(Collected data)
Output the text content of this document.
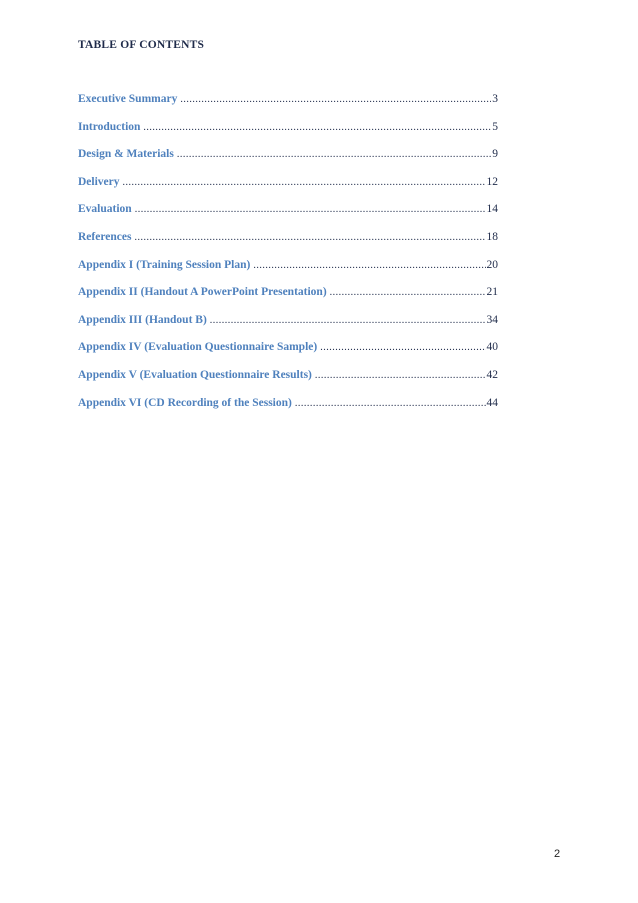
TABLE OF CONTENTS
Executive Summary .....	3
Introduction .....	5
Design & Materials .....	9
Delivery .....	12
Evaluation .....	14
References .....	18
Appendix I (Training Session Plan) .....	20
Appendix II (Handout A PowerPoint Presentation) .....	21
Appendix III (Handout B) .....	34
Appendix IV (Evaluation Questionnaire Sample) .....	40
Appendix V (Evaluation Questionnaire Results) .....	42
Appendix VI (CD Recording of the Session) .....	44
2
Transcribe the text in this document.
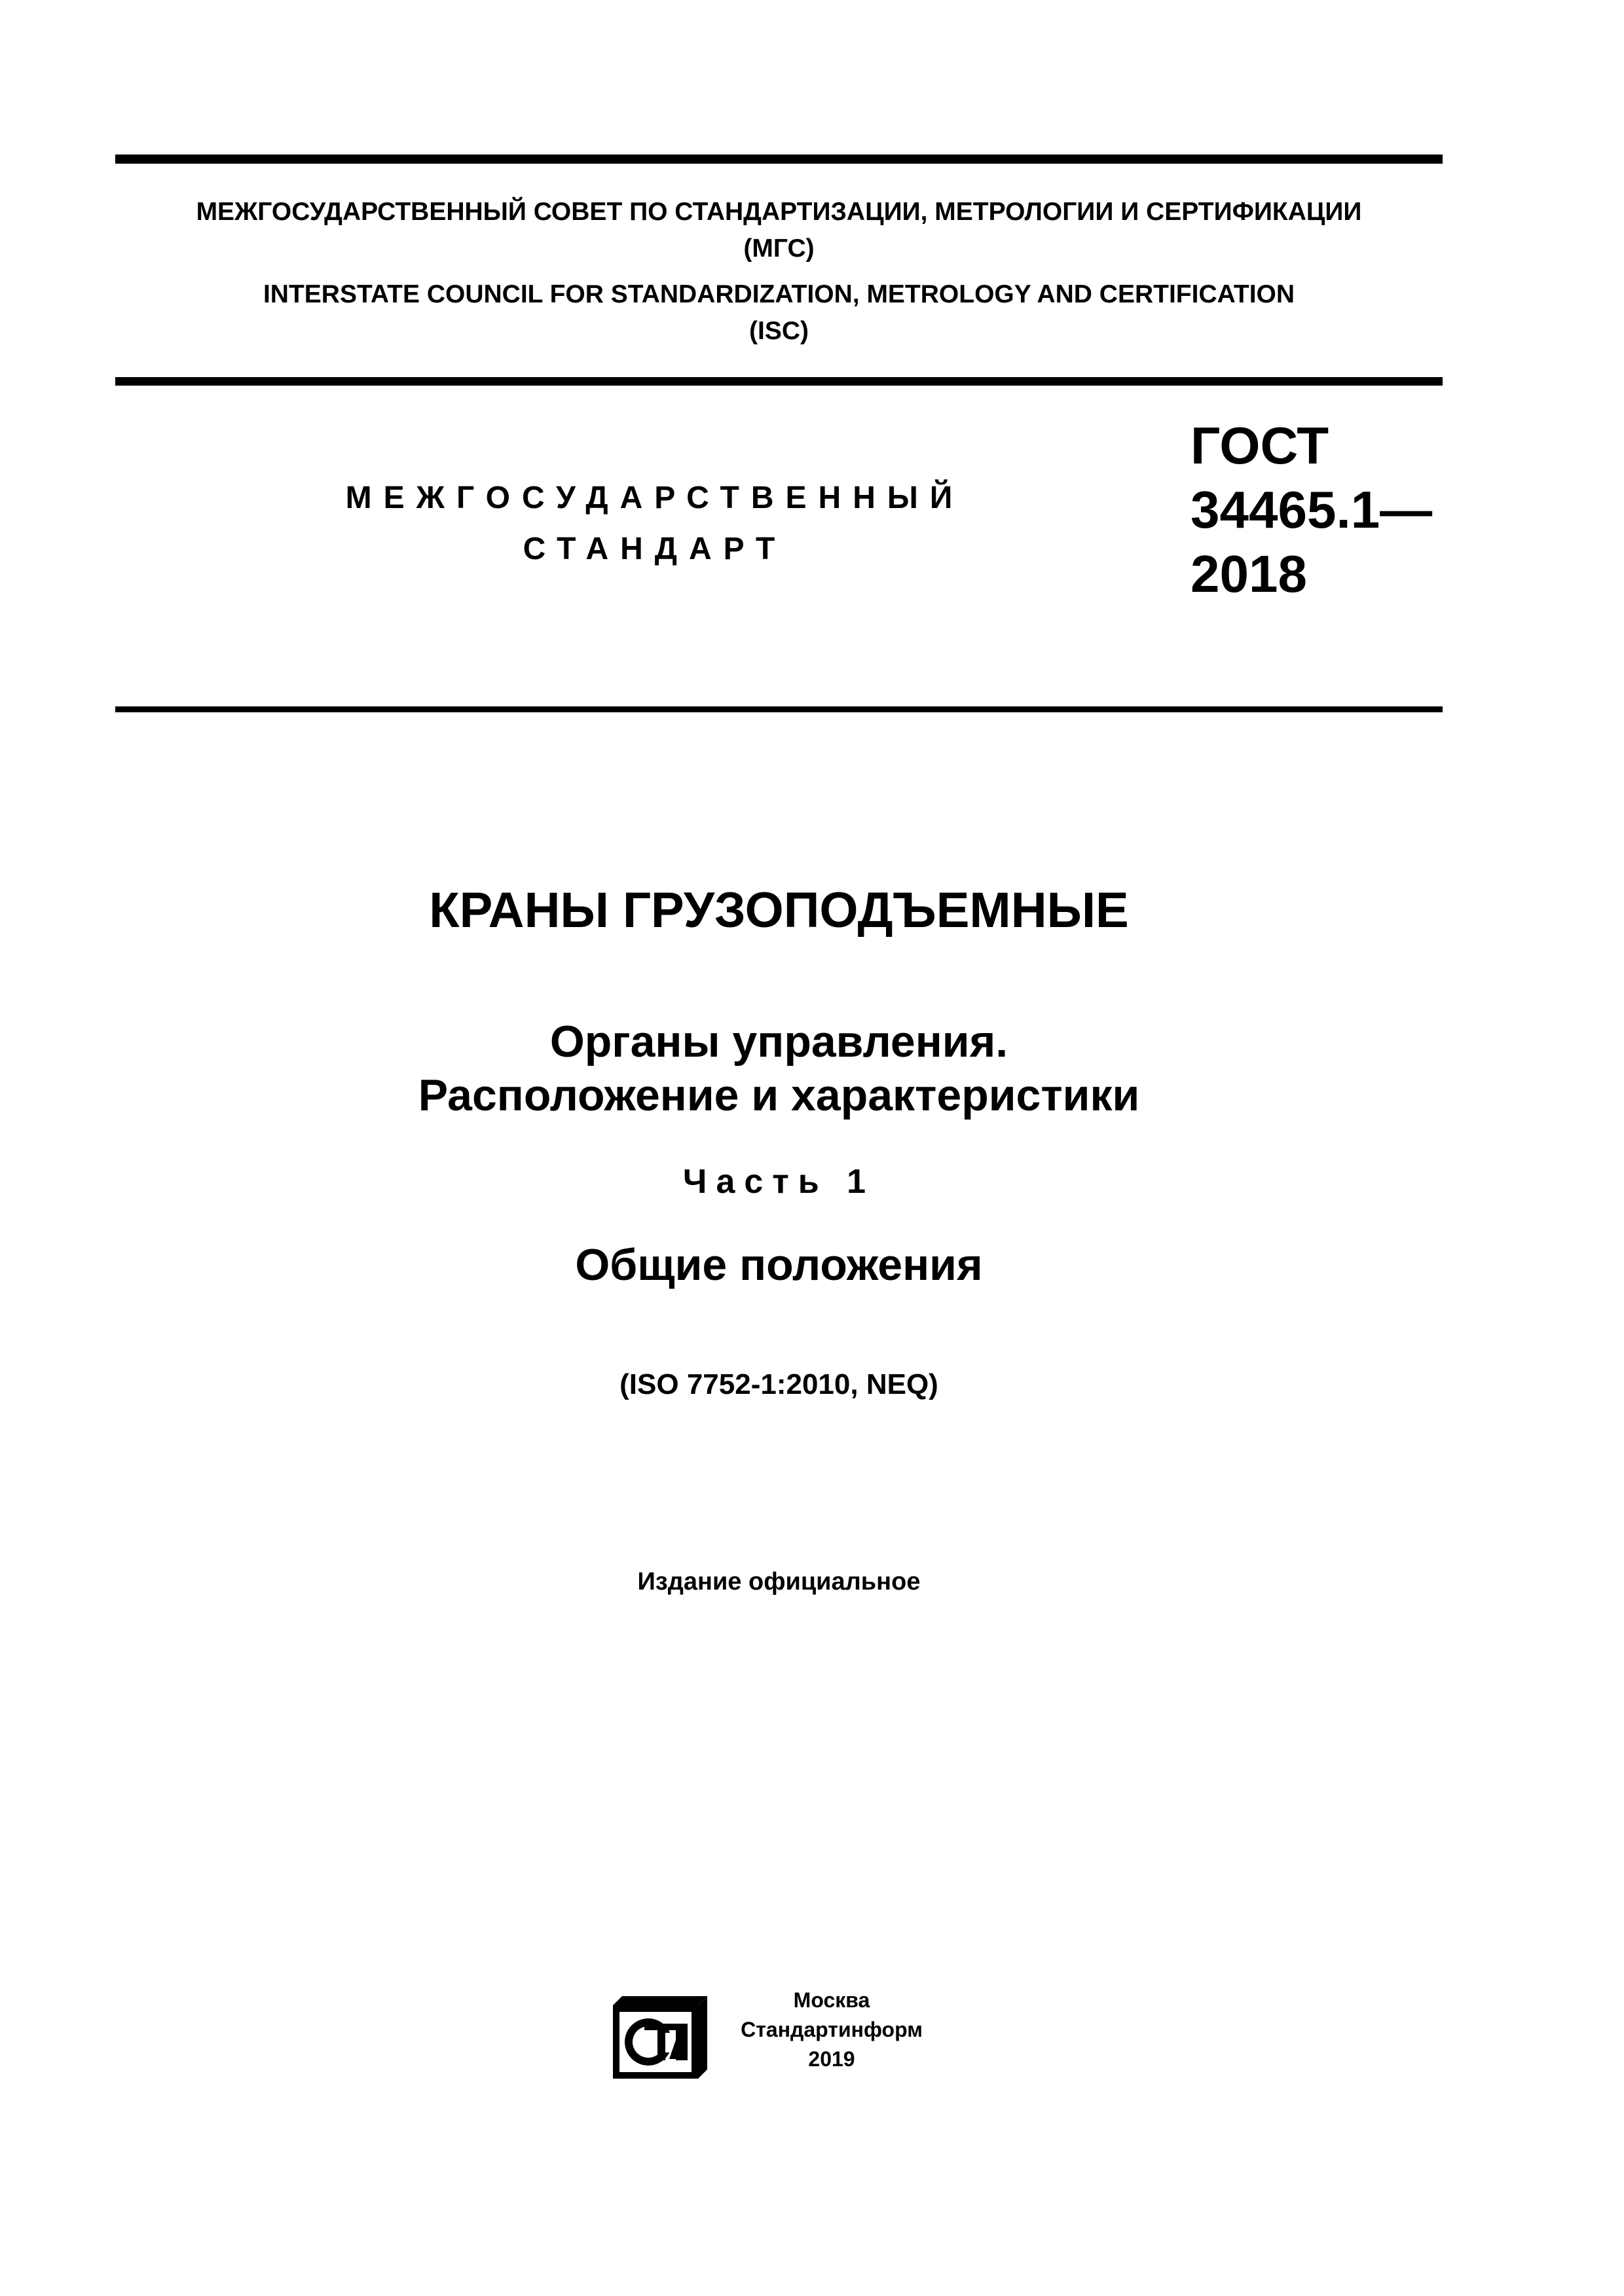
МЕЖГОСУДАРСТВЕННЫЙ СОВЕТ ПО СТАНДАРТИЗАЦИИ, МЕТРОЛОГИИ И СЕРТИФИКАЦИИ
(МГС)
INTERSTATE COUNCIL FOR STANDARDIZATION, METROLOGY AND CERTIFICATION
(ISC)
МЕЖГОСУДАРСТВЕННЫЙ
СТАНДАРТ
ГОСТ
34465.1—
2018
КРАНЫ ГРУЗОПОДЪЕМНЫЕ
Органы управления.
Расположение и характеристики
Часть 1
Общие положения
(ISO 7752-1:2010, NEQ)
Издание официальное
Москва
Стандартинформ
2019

> _TASK DIRECTIONS_: Identify every line where the string "this" appears.

> _FINISHED ANSWER_:
Output the text content of this document.
Transcribe the text in this document.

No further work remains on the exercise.